Records from a data source
++++++++

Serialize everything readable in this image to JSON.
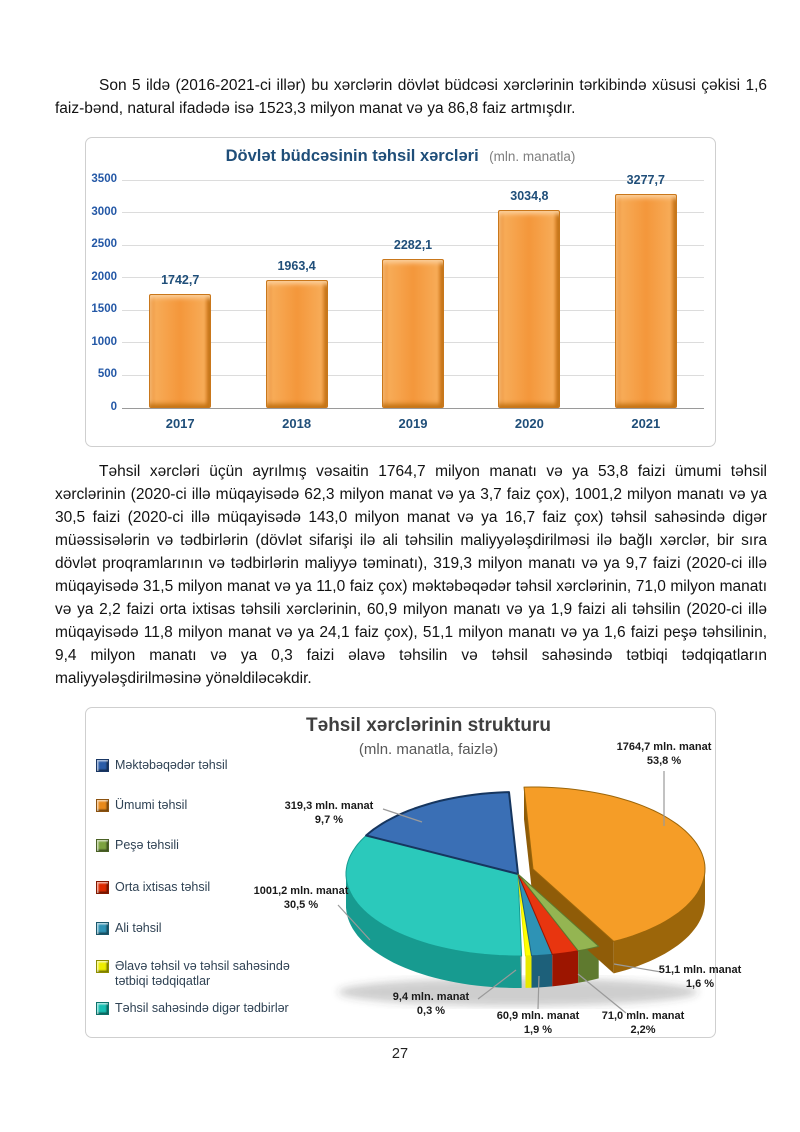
{
  "page_number": "27",
  "paragraphs": {
    "p1": "Son 5 ildə (2016-2021-ci illər) bu xərclərin dövlət büdcəsi xərclərinin tərkibində xüsusi çəkisi 1,6 faiz-bənd, natural ifadədə isə 1523,3 milyon manat və ya 86,8 faiz artmışdır.",
    "p2": "Təhsil xərcləri üçün ayrılmış vəsaitin 1764,7 milyon manatı və ya 53,8 faizi ümumi təhsil xərclərinin (2020-ci illə müqayisədə 62,3 milyon manat və ya 3,7 faiz çox), 1001,2 milyon manatı və ya 30,5 faizi (2020-ci illə müqayisədə 143,0 milyon manat və ya 16,7 faiz çox) təhsil sahəsində digər müəssisələrin və tədbirlərin (dövlət sifarişi ilə ali təhsilin maliyyələşdirilməsi ilə bağlı xərclər, bir sıra dövlət proqramlarının və tədbirlərin maliyyə təminatı), 319,3 milyon manatı və ya 9,7 faizi (2020-ci illə müqayisədə 31,5 milyon manat və ya 11,0 faiz çox) məktəbəqədər təhsil xərclərinin, 71,0 milyon manatı və ya 2,2 faizi orta ixtisas təhsili xərclərinin, 60,9 milyon manatı və ya 1,9 faizi  ali təhsilin (2020-ci illə müqayisədə 11,8 milyon manat və ya 24,1 faiz çox), 51,1 milyon manatı və ya 1,6 faizi peşə təhsilinin, 9,4 milyon manatı və ya 0,3 faizi əlavə təhsilin və təhsil sahəsində tətbiqi tədqiqatların maliyyələşdirilməsinə yönəldiləcəkdir."
  },
  "chart_data": [
    {
      "type": "bar",
      "title": "Dövlət büdcəsinin təhsil xərcləri",
      "subtitle": "(mln. manatla)",
      "categories": [
        "2017",
        "2018",
        "2019",
        "2020",
        "2021"
      ],
      "values": [
        1742.7,
        1963.4,
        2282.1,
        3034.8,
        3277.7
      ],
      "value_labels": [
        "1742,7",
        "1963,4",
        "2282,1",
        "3034,8",
        "3277,7"
      ],
      "xlabel": "",
      "ylabel": "",
      "ylim": [
        0,
        3500
      ],
      "yticks": [
        0,
        500,
        1000,
        1500,
        2000,
        2500,
        3000,
        3500
      ],
      "grid": true,
      "bar_color": "#F4973B",
      "bar_border_color": "#C9771B",
      "axis_label_color": "#2458A6",
      "title_color": "#1F4E79"
    },
    {
      "type": "pie",
      "title": "Təhsil xərclərinin strukturu",
      "subtitle": "(mln. manatla, faizlə)",
      "legend_position": "left",
      "slices": [
        {
          "name": "Ümumi təhsil",
          "value": 1764.7,
          "pct": 53.8,
          "label": "1764,7 mln. manat",
          "pct_label": "53,8 %",
          "color": "#F59D27",
          "side_color": "#9C660A",
          "exploded": true
        },
        {
          "name": "Peşə təhsili",
          "value": 51.1,
          "pct": 1.6,
          "label": "51,1 mln. manat",
          "pct_label": "1,6 %",
          "color": "#94B552",
          "side_color": "#5F7A2F",
          "exploded": false
        },
        {
          "name": "Orta ixtisas təhsil",
          "value": 71.0,
          "pct": 2.2,
          "label": "71,0 mln. manat",
          "pct_label": "2,2%",
          "color": "#E8350F",
          "side_color": "#9C1500",
          "exploded": false
        },
        {
          "name": "Ali təhsil",
          "value": 60.9,
          "pct": 1.9,
          "label": "60,9 mln. manat",
          "pct_label": "1,9 %",
          "color": "#2E93B5",
          "side_color": "#1D607A",
          "exploded": false
        },
        {
          "name": "Əlavə təhsil və təhsil sahəsində tətbiqi tədqiqatlar",
          "value": 9.4,
          "pct": 0.3,
          "label": "9,4 mln. manat",
          "pct_label": "0,3 %",
          "color": "#FFFF00",
          "side_color": "#E8E800",
          "exploded": false
        },
        {
          "name": "Təhsil sahəsində digər tədbirlər",
          "value": 1001.2,
          "pct": 30.5,
          "label": "1001,2 mln. manat",
          "pct_label": "30,5 %",
          "color": "#2BC9BB",
          "side_color": "#179B90",
          "exploded": false
        },
        {
          "name": "Məktəbəqədər təhsil",
          "value": 319.3,
          "pct": 9.7,
          "label": "319,3 mln. manat",
          "pct_label": "9,7 %",
          "color": "#3A6FB5",
          "side_color": "#16365F",
          "exploded": false
        }
      ],
      "legend": [
        {
          "label": "Məktəbəqədər təhsil",
          "color": "#2A5CA8"
        },
        {
          "label": "Ümumi təhsil",
          "color": "#E8891B"
        },
        {
          "label": "Peşə təhsili",
          "color": "#7CA23F"
        },
        {
          "label": "Orta ixtisas təhsil",
          "color": "#DD2A00"
        },
        {
          "label": "Ali təhsil",
          "color": "#2E93B5"
        },
        {
          "label": "Əlavə təhsil və təhsil sahəsində tətbiqi tədqiqatlar",
          "color": "#EDED00"
        },
        {
          "label": "Təhsil sahəsində digər  tədbirlər",
          "color": "#17BFB2"
        }
      ]
    }
  ]
}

++++++++

Pick out all lines containing the string "subtitle".

      "subtitle": "(mln. manatla)",
      "subtitle": "(mln. manatla, faizlə)",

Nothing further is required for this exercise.